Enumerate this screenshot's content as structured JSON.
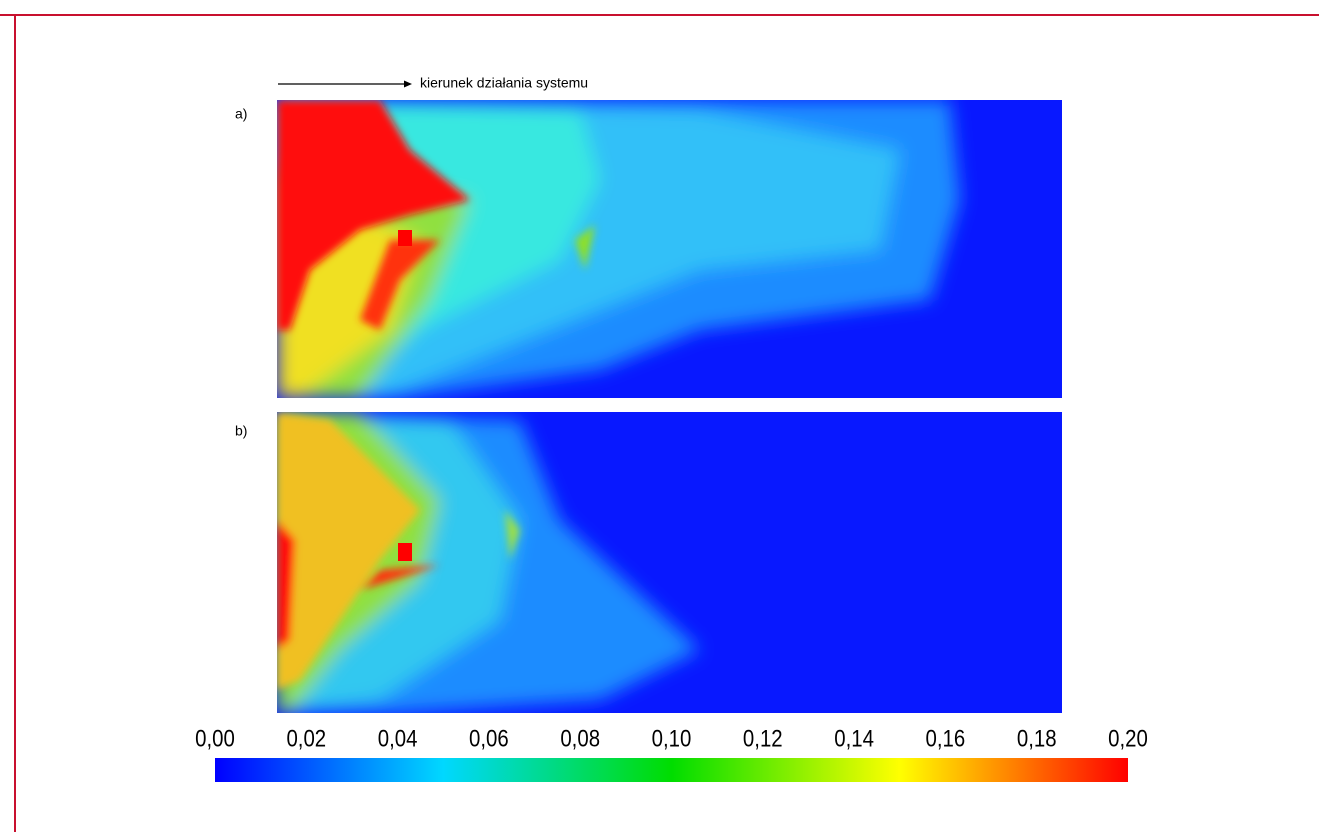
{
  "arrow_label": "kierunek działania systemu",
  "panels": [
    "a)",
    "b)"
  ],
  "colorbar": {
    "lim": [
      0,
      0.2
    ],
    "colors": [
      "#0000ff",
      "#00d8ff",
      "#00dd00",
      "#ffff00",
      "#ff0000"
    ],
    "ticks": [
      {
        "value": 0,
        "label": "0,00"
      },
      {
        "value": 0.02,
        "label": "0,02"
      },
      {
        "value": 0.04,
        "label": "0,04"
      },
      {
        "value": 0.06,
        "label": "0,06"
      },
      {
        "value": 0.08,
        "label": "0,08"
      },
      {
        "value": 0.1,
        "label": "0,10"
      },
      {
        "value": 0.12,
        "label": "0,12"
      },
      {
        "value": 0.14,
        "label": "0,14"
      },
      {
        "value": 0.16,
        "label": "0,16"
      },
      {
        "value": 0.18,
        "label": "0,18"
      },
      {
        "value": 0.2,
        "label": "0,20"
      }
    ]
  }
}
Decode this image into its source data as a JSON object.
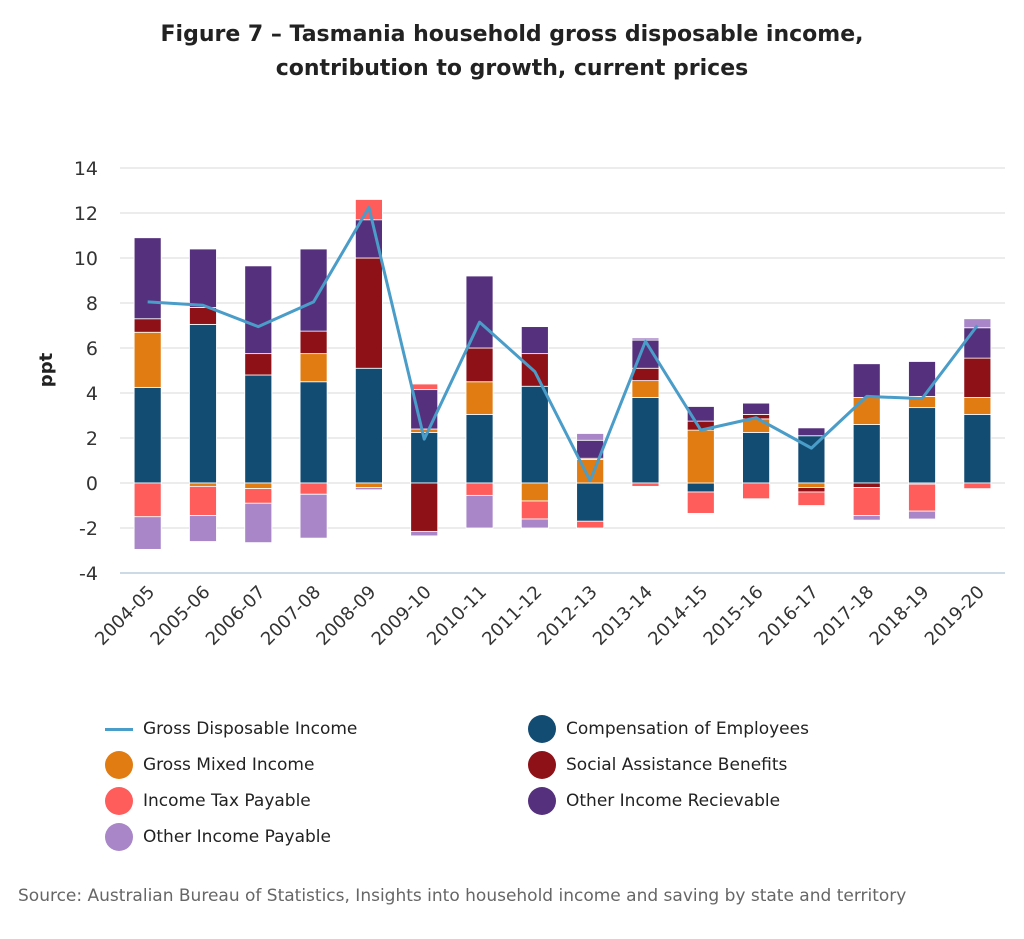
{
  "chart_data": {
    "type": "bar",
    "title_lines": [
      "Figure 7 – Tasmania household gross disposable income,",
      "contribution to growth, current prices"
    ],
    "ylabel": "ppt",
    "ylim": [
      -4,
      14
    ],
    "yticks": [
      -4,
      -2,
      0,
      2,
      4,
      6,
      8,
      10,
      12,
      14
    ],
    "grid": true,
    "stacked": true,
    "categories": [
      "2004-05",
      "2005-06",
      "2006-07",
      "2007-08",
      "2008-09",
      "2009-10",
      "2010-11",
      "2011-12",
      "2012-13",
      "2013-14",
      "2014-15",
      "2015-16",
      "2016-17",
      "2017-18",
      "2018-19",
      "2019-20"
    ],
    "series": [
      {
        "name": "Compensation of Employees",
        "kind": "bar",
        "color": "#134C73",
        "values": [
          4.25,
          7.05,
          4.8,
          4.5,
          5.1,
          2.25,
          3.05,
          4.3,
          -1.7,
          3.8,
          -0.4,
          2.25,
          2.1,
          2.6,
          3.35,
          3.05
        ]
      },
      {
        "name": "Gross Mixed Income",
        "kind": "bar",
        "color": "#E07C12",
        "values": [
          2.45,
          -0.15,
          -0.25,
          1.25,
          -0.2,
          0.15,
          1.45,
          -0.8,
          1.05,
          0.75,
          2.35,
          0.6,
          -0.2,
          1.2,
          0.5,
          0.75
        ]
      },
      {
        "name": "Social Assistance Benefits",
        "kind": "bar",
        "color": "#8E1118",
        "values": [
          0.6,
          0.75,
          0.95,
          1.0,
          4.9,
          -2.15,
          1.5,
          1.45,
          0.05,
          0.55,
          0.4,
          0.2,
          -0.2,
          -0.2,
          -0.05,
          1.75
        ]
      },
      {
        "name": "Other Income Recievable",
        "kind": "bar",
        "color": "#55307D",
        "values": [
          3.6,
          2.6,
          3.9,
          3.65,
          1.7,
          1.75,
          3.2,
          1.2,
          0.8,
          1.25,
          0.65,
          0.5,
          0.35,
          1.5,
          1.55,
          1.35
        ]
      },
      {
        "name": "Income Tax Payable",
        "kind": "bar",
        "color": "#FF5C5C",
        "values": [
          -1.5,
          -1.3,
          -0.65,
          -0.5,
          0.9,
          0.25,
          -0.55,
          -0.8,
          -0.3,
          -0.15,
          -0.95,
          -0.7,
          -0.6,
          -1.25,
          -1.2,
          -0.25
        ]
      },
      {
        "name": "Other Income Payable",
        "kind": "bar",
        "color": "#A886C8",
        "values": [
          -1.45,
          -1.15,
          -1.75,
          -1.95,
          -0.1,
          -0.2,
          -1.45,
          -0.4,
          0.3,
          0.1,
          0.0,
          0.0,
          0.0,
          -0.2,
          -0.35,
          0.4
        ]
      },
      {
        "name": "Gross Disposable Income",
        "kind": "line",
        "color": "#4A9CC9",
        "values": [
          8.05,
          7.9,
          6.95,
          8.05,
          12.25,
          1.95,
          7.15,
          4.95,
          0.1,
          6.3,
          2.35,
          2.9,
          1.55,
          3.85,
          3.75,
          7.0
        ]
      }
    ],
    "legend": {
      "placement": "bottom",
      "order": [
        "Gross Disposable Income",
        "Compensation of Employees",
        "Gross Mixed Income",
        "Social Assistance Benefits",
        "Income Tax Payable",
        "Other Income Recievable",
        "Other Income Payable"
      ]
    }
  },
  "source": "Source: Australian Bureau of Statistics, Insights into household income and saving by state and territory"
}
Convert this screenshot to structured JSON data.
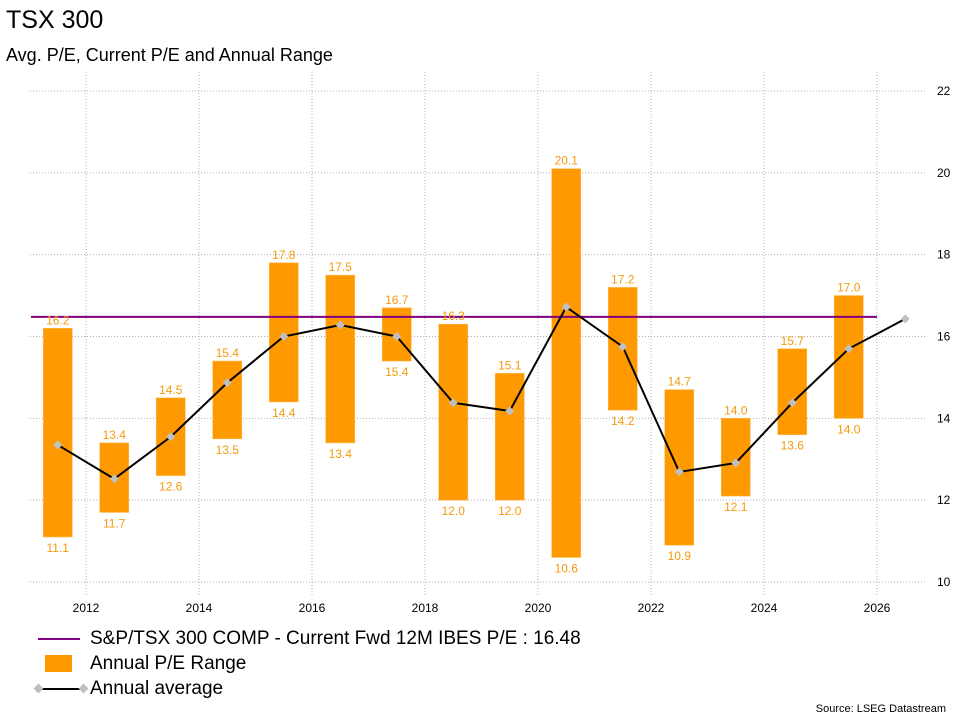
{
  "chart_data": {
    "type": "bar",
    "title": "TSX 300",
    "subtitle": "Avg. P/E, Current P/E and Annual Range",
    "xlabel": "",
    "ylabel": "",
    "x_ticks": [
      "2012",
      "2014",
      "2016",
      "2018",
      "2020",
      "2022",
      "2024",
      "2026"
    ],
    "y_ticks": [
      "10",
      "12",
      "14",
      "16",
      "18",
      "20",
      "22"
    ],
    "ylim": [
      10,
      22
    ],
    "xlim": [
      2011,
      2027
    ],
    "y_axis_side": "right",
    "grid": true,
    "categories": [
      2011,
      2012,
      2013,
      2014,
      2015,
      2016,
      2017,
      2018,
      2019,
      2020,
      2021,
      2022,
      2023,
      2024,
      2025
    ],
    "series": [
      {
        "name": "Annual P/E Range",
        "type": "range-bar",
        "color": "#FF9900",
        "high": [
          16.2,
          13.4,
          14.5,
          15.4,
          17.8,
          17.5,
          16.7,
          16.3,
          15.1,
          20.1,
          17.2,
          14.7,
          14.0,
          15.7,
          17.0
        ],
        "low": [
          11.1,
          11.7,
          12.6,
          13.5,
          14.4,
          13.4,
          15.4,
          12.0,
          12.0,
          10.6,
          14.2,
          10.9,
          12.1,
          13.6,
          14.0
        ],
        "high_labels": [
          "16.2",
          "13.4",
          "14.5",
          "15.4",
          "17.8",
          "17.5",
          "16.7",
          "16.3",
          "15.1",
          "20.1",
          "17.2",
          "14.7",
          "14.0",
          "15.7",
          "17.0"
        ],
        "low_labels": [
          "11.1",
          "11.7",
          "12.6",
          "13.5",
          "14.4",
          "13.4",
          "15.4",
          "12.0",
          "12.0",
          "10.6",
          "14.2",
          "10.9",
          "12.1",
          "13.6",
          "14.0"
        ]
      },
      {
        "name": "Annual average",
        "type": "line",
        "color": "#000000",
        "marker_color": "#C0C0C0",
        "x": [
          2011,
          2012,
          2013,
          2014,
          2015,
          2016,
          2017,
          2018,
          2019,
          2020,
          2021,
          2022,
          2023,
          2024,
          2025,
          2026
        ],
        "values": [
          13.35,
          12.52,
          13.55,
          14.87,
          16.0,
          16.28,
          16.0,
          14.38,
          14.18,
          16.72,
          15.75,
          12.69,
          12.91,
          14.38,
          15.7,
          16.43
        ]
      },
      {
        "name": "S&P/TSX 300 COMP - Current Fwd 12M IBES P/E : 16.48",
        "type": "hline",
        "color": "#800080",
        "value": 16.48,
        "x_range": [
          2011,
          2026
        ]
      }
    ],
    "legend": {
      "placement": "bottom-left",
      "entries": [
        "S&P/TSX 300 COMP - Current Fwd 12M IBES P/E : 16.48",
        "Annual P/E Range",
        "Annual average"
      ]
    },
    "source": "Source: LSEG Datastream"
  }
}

☆ ☆ ☆ ☆

Task to carry out: Will you set down the records word for word while leaving out every picture?

Finished answer:
Enumerate this screenshot's content as structured JSON.
{
  "arrow_label": "kierunek działania systemu",
  "panels": [
    "a)",
    "b)"
  ],
  "colorbar": {
    "lim": [
      0,
      0.2
    ],
    "colors": [
      "#0000ff",
      "#00d8ff",
      "#00dd00",
      "#ffff00",
      "#ff0000"
    ],
    "ticks": [
      {
        "value": 0,
        "label": "0,00"
      },
      {
        "value": 0.02,
        "label": "0,02"
      },
      {
        "value": 0.04,
        "label": "0,04"
      },
      {
        "value": 0.06,
        "label": "0,06"
      },
      {
        "value": 0.08,
        "label": "0,08"
      },
      {
        "value": 0.1,
        "label": "0,10"
      },
      {
        "value": 0.12,
        "label": "0,12"
      },
      {
        "value": 0.14,
        "label": "0,14"
      },
      {
        "value": 0.16,
        "label": "0,16"
      },
      {
        "value": 0.18,
        "label": "0,18"
      },
      {
        "value": 0.2,
        "label": "0,20"
      }
    ]
  }
}
Decode this image into its source data as a JSON object.
{
  "chart_data": {
    "type": "bar",
    "title_lines": [
      "Figure 7 – Tasmania household gross disposable income,",
      "contribution to growth, current prices"
    ],
    "ylabel": "ppt",
    "ylim": [
      -4,
      14
    ],
    "yticks": [
      -4,
      -2,
      0,
      2,
      4,
      6,
      8,
      10,
      12,
      14
    ],
    "grid": true,
    "stacked": true,
    "categories": [
      "2004-05",
      "2005-06",
      "2006-07",
      "2007-08",
      "2008-09",
      "2009-10",
      "2010-11",
      "2011-12",
      "2012-13",
      "2013-14",
      "2014-15",
      "2015-16",
      "2016-17",
      "2017-18",
      "2018-19",
      "2019-20"
    ],
    "series": [
      {
        "name": "Compensation of Employees",
        "kind": "bar",
        "color": "#134C73",
        "values": [
          4.25,
          7.05,
          4.8,
          4.5,
          5.1,
          2.25,
          3.05,
          4.3,
          -1.7,
          3.8,
          -0.4,
          2.25,
          2.1,
          2.6,
          3.35,
          3.05
        ]
      },
      {
        "name": "Gross Mixed Income",
        "kind": "bar",
        "color": "#E07C12",
        "values": [
          2.45,
          -0.15,
          -0.25,
          1.25,
          -0.2,
          0.15,
          1.45,
          -0.8,
          1.05,
          0.75,
          2.35,
          0.6,
          -0.2,
          1.2,
          0.5,
          0.75
        ]
      },
      {
        "name": "Social Assistance Benefits",
        "kind": "bar",
        "color": "#8E1118",
        "values": [
          0.6,
          0.75,
          0.95,
          1.0,
          4.9,
          -2.15,
          1.5,
          1.45,
          0.05,
          0.55,
          0.4,
          0.2,
          -0.2,
          -0.2,
          -0.05,
          1.75
        ]
      },
      {
        "name": "Other Income Recievable",
        "kind": "bar",
        "color": "#55307D",
        "values": [
          3.6,
          2.6,
          3.9,
          3.65,
          1.7,
          1.75,
          3.2,
          1.2,
          0.8,
          1.25,
          0.65,
          0.5,
          0.35,
          1.5,
          1.55,
          1.35
        ]
      },
      {
        "name": "Income Tax Payable",
        "kind": "bar",
        "color": "#FF5C5C",
        "values": [
          -1.5,
          -1.3,
          -0.65,
          -0.5,
          0.9,
          0.25,
          -0.55,
          -0.8,
          -0.3,
          -0.15,
          -0.95,
          -0.7,
          -0.6,
          -1.25,
          -1.2,
          -0.25
        ]
      },
      {
        "name": "Other Income Payable",
        "kind": "bar",
        "color": "#A886C8",
        "values": [
          -1.45,
          -1.15,
          -1.75,
          -1.95,
          -0.1,
          -0.2,
          -1.45,
          -0.4,
          0.3,
          0.1,
          0.0,
          0.0,
          0.0,
          -0.2,
          -0.35,
          0.4
        ]
      },
      {
        "name": "Gross Disposable Income",
        "kind": "line",
        "color": "#4A9CC9",
        "values": [
          8.05,
          7.9,
          6.95,
          8.05,
          12.25,
          1.95,
          7.15,
          4.95,
          0.1,
          6.3,
          2.35,
          2.9,
          1.55,
          3.85,
          3.75,
          7.0
        ]
      }
    ],
    "legend": {
      "placement": "bottom",
      "order": [
        "Gross Disposable Income",
        "Compensation of Employees",
        "Gross Mixed Income",
        "Social Assistance Benefits",
        "Income Tax Payable",
        "Other Income Recievable",
        "Other Income Payable"
      ]
    }
  },
  "source": "Source: Australian Bureau of Statistics, Insights into household income and saving by state and territory"
}
Convert this screenshot to structured JSON data.
{
  "chart_data": {
    "type": "bar",
    "title": "TSX 300",
    "subtitle": "Avg. P/E, Current P/E and Annual Range",
    "xlabel": "",
    "ylabel": "",
    "x_ticks": [
      "2012",
      "2014",
      "2016",
      "2018",
      "2020",
      "2022",
      "2024",
      "2026"
    ],
    "y_ticks": [
      "10",
      "12",
      "14",
      "16",
      "18",
      "20",
      "22"
    ],
    "ylim": [
      10,
      22
    ],
    "xlim": [
      2011,
      2027
    ],
    "y_axis_side": "right",
    "grid": true,
    "categories": [
      2011,
      2012,
      2013,
      2014,
      2015,
      2016,
      2017,
      2018,
      2019,
      2020,
      2021,
      2022,
      2023,
      2024,
      2025
    ],
    "series": [
      {
        "name": "Annual P/E Range",
        "type": "range-bar",
        "color": "#FF9900",
        "high": [
          16.2,
          13.4,
          14.5,
          15.4,
          17.8,
          17.5,
          16.7,
          16.3,
          15.1,
          20.1,
          17.2,
          14.7,
          14.0,
          15.7,
          17.0
        ],
        "low": [
          11.1,
          11.7,
          12.6,
          13.5,
          14.4,
          13.4,
          15.4,
          12.0,
          12.0,
          10.6,
          14.2,
          10.9,
          12.1,
          13.6,
          14.0
        ],
        "high_labels": [
          "16.2",
          "13.4",
          "14.5",
          "15.4",
          "17.8",
          "17.5",
          "16.7",
          "16.3",
          "15.1",
          "20.1",
          "17.2",
          "14.7",
          "14.0",
          "15.7",
          "17.0"
        ],
        "low_labels": [
          "11.1",
          "11.7",
          "12.6",
          "13.5",
          "14.4",
          "13.4",
          "15.4",
          "12.0",
          "12.0",
          "10.6",
          "14.2",
          "10.9",
          "12.1",
          "13.6",
          "14.0"
        ]
      },
      {
        "name": "Annual average",
        "type": "line",
        "color": "#000000",
        "marker_color": "#C0C0C0",
        "x": [
          2011,
          2012,
          2013,
          2014,
          2015,
          2016,
          2017,
          2018,
          2019,
          2020,
          2021,
          2022,
          2023,
          2024,
          2025,
          2026
        ],
        "values": [
          13.35,
          12.52,
          13.55,
          14.87,
          16.0,
          16.28,
          16.0,
          14.38,
          14.18,
          16.72,
          15.75,
          12.69,
          12.91,
          14.38,
          15.7,
          16.43
        ]
      },
      {
        "name": "S&P/TSX 300 COMP - Current Fwd 12M IBES P/E : 16.48",
        "type": "hline",
        "color": "#800080",
        "value": 16.48,
        "x_range": [
          2011,
          2026
        ]
      }
    ],
    "legend": {
      "placement": "bottom-left",
      "entries": [
        "S&P/TSX 300 COMP - Current Fwd 12M IBES P/E : 16.48",
        "Annual P/E Range",
        "Annual average"
      ]
    },
    "source": "Source: LSEG Datastream"
  }
}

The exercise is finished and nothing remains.